Lines containing the word "занятий" are to be located and copied.

Dataset entries
=====

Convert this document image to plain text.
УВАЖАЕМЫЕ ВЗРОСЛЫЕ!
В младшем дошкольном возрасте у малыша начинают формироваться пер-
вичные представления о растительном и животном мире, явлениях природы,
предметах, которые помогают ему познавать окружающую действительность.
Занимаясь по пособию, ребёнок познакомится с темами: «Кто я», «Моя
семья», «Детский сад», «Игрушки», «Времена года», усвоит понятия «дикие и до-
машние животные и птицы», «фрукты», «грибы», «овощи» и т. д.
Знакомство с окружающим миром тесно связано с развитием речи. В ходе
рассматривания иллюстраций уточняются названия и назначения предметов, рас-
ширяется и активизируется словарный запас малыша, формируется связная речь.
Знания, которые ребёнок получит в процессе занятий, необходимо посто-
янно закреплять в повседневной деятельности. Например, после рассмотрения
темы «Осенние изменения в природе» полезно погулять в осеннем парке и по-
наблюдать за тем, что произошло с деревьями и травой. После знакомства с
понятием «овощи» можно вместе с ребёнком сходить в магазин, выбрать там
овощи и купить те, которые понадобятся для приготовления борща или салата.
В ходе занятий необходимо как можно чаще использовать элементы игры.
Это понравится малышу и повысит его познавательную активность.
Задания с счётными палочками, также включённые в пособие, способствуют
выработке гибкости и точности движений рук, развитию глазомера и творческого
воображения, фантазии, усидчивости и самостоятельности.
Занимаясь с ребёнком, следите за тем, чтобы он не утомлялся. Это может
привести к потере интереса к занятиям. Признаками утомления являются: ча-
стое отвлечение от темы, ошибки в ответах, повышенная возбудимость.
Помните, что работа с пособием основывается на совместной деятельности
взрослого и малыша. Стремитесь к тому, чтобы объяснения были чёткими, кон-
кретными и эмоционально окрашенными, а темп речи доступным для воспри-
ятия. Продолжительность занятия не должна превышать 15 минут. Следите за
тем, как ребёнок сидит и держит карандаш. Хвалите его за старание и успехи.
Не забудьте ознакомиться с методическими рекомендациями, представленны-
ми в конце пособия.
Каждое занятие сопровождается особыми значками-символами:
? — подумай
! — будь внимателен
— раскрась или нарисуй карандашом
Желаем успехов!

=====

Exercise result
Знания, которые ребёнок получит в процессе занятий, необходимо посто-
В ходе занятий необходимо как можно чаще использовать элементы игры.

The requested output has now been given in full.